Request: For the records below, say how many lines contain the string "Premium". Give the number only.
•••••
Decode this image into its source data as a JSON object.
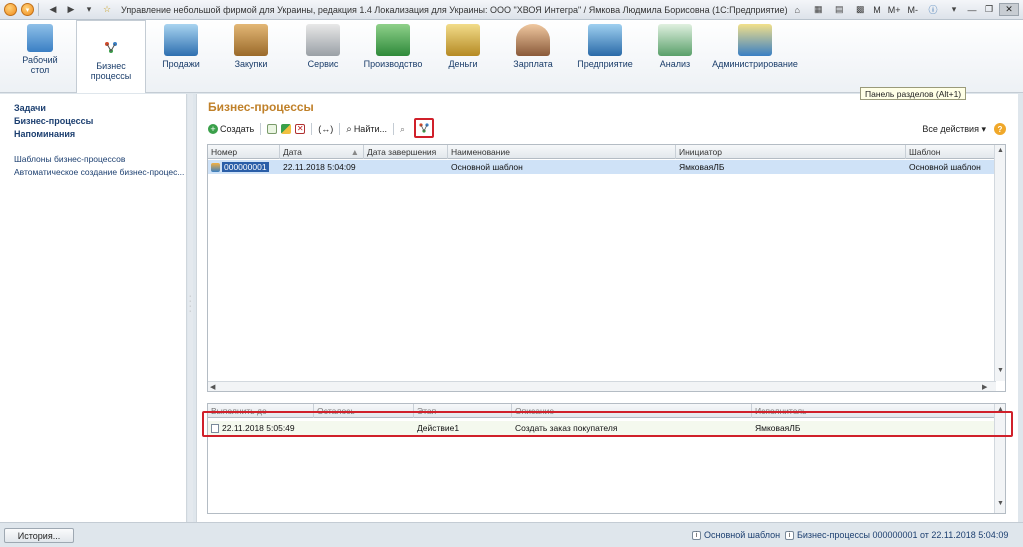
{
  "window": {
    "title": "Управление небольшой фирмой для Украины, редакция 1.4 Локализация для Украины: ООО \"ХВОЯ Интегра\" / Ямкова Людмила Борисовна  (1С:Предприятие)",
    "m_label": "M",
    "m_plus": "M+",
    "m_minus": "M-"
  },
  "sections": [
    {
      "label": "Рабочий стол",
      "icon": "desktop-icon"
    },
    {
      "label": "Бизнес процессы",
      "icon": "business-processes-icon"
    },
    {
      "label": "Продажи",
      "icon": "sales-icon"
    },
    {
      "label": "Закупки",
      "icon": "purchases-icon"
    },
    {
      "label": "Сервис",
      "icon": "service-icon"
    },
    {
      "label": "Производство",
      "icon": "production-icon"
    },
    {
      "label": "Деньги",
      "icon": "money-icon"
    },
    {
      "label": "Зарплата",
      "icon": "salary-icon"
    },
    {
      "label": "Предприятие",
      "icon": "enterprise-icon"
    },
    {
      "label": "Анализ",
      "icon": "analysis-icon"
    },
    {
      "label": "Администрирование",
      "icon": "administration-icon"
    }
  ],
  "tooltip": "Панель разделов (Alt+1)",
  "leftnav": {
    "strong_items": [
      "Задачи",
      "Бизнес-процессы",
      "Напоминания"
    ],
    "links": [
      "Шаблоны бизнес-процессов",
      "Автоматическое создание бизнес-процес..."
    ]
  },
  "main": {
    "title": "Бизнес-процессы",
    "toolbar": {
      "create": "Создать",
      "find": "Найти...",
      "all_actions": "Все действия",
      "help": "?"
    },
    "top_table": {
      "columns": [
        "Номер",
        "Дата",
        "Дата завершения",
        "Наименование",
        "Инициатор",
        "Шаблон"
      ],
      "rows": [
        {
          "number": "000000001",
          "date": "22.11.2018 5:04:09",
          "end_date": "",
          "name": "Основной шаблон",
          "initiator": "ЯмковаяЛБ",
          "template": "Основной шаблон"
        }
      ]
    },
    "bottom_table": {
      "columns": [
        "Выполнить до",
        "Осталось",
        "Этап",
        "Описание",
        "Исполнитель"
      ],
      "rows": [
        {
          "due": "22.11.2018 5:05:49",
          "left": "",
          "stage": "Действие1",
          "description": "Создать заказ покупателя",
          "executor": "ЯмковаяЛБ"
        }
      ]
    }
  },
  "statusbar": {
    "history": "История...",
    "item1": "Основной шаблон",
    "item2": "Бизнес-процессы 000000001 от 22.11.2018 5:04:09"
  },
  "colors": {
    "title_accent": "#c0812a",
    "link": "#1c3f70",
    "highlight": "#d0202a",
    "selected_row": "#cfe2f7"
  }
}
•••••
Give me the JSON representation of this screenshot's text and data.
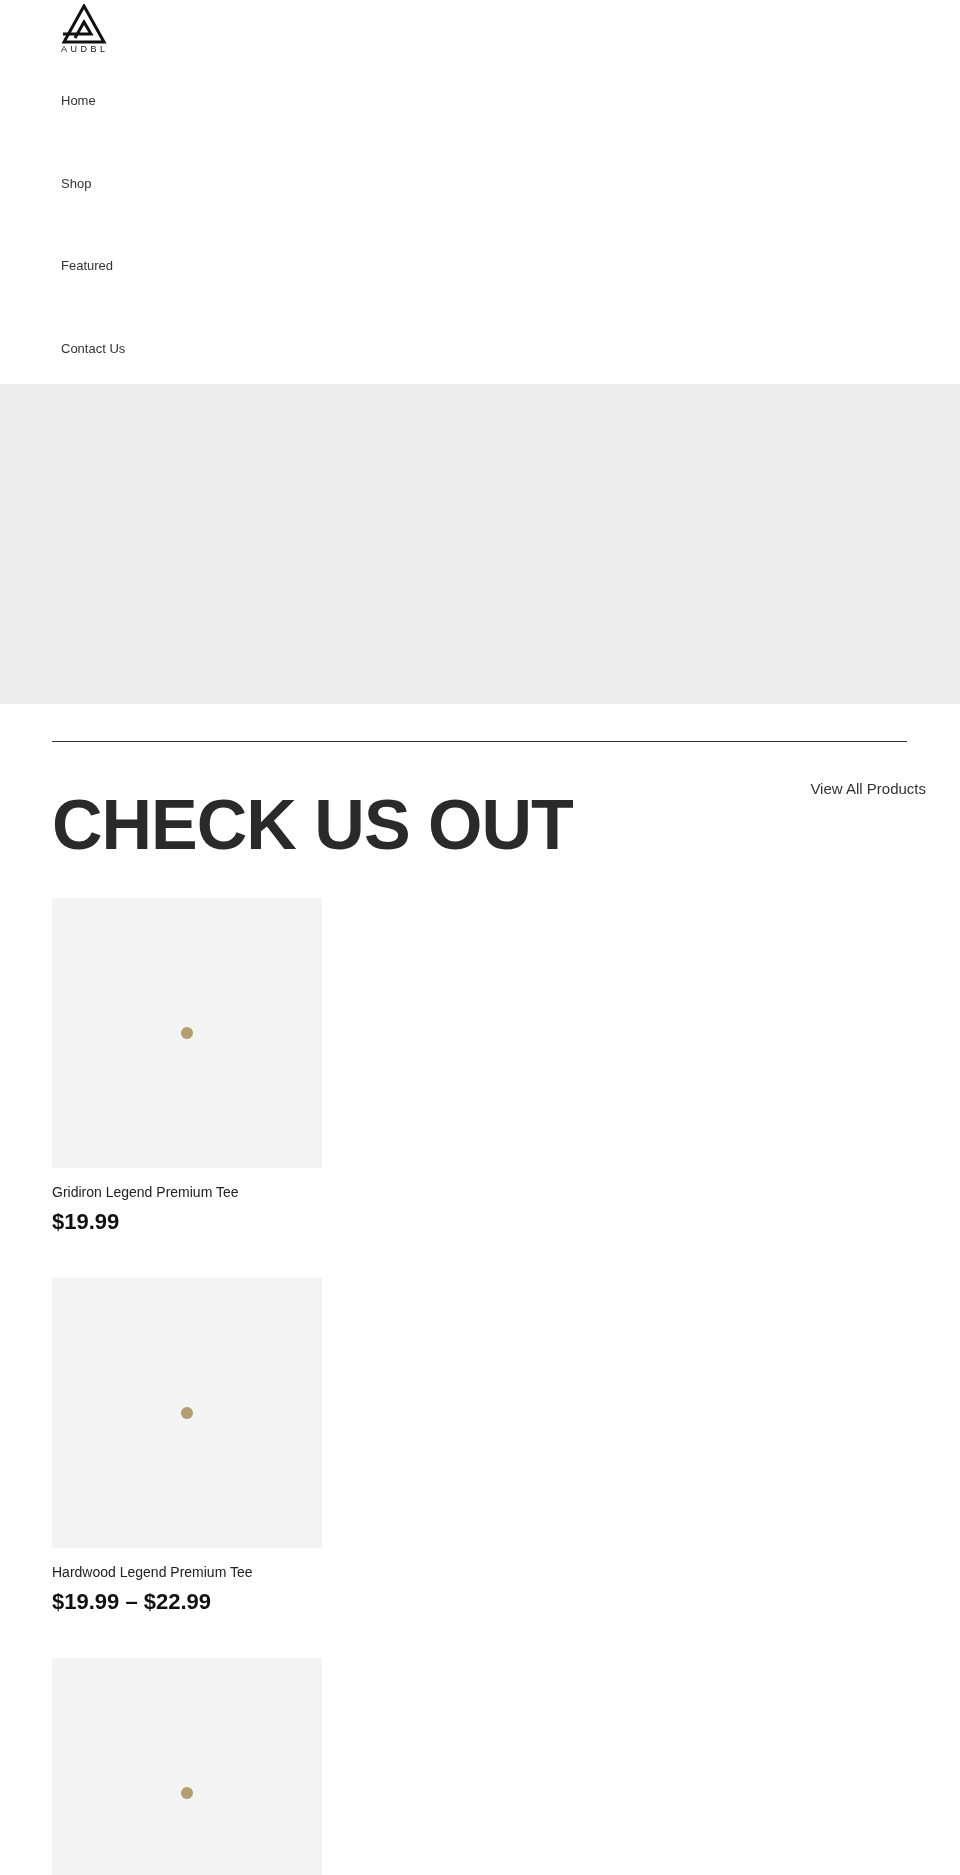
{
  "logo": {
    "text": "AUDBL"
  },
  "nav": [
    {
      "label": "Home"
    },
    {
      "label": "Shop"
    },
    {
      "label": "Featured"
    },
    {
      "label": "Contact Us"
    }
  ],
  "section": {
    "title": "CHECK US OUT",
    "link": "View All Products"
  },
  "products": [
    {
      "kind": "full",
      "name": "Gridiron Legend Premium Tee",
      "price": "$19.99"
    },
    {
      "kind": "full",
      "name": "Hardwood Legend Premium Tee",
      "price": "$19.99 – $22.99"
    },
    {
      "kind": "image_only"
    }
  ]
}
•••••
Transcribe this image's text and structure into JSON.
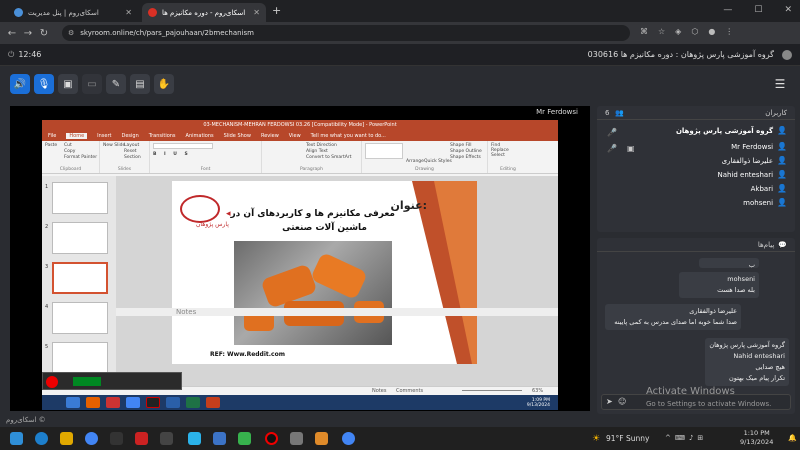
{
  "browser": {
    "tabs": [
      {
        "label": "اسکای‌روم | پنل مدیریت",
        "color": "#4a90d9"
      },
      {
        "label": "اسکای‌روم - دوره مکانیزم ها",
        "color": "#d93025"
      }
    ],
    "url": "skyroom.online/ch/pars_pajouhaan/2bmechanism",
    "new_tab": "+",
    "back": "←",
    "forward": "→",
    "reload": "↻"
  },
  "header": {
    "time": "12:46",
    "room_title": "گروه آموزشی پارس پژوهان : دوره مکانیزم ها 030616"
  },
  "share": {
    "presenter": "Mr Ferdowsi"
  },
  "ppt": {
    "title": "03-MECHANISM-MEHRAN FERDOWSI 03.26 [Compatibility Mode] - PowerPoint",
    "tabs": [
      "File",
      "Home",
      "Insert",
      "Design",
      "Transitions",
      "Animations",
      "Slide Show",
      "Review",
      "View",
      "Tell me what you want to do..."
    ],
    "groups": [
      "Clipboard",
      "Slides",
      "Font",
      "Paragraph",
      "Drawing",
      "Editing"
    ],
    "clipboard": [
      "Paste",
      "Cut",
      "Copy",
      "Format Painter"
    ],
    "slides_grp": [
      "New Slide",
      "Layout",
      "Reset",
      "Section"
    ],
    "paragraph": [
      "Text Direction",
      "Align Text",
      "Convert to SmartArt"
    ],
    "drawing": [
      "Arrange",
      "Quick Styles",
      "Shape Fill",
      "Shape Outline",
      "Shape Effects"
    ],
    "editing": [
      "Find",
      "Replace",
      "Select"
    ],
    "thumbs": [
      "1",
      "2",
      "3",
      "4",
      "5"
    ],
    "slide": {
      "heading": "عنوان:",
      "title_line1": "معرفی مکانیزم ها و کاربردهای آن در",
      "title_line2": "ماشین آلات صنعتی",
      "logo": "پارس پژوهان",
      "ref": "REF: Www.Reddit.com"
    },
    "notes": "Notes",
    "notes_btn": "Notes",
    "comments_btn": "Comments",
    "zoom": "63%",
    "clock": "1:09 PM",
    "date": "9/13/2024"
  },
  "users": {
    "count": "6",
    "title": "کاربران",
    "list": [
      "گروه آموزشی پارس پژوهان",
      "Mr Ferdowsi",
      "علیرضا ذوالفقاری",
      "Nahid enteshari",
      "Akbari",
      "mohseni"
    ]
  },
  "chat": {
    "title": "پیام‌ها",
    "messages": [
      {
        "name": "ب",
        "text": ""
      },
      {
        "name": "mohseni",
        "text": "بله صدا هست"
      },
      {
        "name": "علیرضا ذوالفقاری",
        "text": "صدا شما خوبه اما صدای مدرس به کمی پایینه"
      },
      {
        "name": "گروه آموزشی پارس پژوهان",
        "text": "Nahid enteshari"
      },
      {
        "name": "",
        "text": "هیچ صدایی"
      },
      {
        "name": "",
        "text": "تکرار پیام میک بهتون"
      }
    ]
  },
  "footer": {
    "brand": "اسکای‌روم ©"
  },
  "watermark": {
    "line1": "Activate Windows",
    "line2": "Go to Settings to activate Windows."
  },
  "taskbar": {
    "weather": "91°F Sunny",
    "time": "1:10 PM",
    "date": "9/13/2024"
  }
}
•••••
Answer to the exercise: 2